*** TEXTAUSZUG ***

Es gibt verschiedene Objekte des Hasses
Gefühle ohne Tiefe können schnell wieder vergehen und abebben, indem andere Gefühle an ihre Stelle treten. Christoph Demmerling ergänzt: „Gefühle ohne Zentralität lassen sich gelegentlich ignorieren, da sie nicht im Mittelpunkt der eigenen Aufmerksamkeit stehen müssen.“ Für den Hass gilt dies nicht. Hass durchzieht eine Person – er ist tief –, und er ist ein aufmerksamkeitserheischendes Gefühl, besitzt Zentralität. Hass betriff die gesamte Person aus ihrem Zentrum heraus. Dabei gibt es verschiedene Objekte des Hasses. Beim Hass handelt es sich im Kern um ein Gefühl, das sich in der Regel auf Personen oder Personengruppen bezieht, nicht auf unbelebte Gegenstände. Hass scheint sich nur auf Objekte richten zu können, die man für voll nimmt und denen man in moralischer Perspektive etwas zurechnen zu können glaubt. Univ.-Prof. Dr. Christoph Demmerling lehrt Philosophie mit dem Schwerpunkt Theoretische Philosophie an der Friedrich-Schiller-Universität in Jena.

*** DATENSATZAUSZÜGE ***

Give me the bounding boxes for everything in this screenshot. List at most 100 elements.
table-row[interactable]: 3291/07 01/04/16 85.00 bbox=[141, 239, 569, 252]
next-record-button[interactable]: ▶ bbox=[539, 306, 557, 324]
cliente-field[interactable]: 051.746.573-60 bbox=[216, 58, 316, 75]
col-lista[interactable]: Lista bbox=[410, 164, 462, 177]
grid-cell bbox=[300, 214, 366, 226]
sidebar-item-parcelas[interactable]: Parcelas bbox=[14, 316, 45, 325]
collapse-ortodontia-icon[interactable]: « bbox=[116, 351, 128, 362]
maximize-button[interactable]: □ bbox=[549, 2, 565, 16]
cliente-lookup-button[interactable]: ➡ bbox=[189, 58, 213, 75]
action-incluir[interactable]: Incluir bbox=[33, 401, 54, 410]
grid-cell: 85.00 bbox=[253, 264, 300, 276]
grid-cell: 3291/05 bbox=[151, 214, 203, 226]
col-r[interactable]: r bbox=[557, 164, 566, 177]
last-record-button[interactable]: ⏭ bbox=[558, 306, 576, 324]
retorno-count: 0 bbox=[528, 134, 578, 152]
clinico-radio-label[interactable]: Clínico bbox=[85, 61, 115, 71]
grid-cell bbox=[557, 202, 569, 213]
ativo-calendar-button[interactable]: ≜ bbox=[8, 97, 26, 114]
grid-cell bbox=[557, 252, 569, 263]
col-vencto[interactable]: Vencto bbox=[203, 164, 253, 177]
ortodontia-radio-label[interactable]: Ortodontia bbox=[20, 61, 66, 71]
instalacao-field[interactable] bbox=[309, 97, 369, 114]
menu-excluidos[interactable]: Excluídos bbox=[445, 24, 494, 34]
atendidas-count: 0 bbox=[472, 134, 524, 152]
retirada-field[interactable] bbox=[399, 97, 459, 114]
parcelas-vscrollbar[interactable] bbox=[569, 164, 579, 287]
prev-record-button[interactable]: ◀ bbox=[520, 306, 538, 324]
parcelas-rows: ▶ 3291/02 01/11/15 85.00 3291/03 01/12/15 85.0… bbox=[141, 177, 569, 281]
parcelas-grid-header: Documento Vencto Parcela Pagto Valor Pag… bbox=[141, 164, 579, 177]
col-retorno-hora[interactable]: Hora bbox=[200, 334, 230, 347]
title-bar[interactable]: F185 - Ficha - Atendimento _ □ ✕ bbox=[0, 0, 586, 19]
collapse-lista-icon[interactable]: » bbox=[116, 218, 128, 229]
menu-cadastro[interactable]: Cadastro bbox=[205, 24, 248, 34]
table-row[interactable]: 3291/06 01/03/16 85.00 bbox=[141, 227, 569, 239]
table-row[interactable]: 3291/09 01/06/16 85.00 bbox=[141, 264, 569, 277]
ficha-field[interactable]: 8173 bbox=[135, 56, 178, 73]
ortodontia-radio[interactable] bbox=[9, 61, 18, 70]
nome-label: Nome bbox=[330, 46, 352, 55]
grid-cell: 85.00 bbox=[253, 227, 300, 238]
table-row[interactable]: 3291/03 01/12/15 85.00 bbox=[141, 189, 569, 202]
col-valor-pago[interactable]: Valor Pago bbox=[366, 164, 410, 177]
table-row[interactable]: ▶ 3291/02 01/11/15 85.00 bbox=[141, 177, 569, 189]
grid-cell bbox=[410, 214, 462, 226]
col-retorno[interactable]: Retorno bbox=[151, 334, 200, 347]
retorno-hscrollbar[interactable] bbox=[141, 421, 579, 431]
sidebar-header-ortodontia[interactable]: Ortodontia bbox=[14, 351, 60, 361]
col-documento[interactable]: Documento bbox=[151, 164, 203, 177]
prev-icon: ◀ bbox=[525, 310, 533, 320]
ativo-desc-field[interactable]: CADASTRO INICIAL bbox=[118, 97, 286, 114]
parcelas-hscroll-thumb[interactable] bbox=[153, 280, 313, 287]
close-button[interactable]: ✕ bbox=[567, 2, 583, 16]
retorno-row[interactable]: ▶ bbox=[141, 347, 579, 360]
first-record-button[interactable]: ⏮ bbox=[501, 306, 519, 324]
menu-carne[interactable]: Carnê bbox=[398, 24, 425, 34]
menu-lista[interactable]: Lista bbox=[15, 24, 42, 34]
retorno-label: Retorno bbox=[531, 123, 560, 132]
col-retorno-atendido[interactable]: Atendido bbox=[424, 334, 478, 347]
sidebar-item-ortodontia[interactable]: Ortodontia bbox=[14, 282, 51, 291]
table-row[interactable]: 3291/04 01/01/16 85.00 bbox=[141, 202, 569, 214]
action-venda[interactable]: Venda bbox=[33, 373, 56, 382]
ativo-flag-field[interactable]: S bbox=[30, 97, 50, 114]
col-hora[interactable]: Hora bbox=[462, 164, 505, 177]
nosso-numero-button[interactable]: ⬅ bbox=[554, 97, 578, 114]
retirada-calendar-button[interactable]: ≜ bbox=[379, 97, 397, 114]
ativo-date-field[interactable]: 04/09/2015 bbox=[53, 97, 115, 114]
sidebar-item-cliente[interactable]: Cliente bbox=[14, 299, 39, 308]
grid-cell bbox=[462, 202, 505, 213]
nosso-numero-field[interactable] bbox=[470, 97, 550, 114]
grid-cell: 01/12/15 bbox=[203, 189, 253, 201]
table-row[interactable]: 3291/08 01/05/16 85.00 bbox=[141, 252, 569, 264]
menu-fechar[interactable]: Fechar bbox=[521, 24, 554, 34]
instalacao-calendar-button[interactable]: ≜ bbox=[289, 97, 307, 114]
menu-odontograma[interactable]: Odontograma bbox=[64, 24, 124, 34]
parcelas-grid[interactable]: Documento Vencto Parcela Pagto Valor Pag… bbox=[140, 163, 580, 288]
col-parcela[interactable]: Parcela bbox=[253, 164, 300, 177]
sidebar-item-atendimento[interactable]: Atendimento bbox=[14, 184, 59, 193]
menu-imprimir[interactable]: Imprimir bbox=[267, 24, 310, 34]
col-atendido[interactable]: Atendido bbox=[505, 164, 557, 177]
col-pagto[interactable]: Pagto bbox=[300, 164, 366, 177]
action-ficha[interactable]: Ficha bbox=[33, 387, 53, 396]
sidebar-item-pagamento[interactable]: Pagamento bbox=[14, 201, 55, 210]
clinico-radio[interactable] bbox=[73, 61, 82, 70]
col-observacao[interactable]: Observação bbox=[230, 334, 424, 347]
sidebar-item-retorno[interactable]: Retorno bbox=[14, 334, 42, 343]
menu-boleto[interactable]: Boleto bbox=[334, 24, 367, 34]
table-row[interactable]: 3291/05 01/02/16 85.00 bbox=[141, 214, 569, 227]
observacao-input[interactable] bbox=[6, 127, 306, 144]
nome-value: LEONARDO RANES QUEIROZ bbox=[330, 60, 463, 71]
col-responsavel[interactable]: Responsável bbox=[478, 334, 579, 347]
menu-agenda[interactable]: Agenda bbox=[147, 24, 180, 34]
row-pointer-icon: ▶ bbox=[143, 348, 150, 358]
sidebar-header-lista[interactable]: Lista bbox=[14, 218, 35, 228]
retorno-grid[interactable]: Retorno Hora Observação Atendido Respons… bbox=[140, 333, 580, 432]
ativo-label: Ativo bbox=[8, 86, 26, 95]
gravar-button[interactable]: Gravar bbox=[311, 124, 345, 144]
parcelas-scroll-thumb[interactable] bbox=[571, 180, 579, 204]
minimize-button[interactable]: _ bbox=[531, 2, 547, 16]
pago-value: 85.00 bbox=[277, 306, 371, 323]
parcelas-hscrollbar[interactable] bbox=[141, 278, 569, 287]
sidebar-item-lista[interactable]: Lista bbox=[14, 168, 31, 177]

***

_ÜBUNGEN_
#1 Beantworten Sie zum Text über den Hass kurz die folgenden Fragen:
(a) Was kann laut Text mit Gefühlen ohne Tiefe geschehen?
(b) Worauf bezieht sich Hass im Kern in der Regel?
(c) An welcher Universität lehrt Christoph Demmerling?
#2 Schreiben Sie die Zeilen der Auflistung ab. Beginnen Sie mit der ersten Zeile der Auflistung und enden Sie einschließlich der Zeile mit „58, 316, 75]“.
Der Text und die Auflistung haben unterschiedliche Quellen.

_LÖSUNGEN_
#1
(a) Sie können schnell wieder vergehen und abebben, indem andere Gefühle an ihre Stelle treten.
(b) Er bezieht sich auf Personen oder Personengruppen, nicht auf unbelebte Gegenstände.
(c) An der Friedrich-Schiller-Universität in Jena.

#2
Give me the bounding boxes for everything in this screenshot. List at most 100 elements.
table-row[interactable]: 3291/07 01/04/16 85.00 bbox=[141, 239, 569, 252]
next-record-button[interactable]: ▶ bbox=[539, 306, 557, 324]
cliente-field[interactable]: 051.746.573-60 bbox=[216, 58, 316, 75]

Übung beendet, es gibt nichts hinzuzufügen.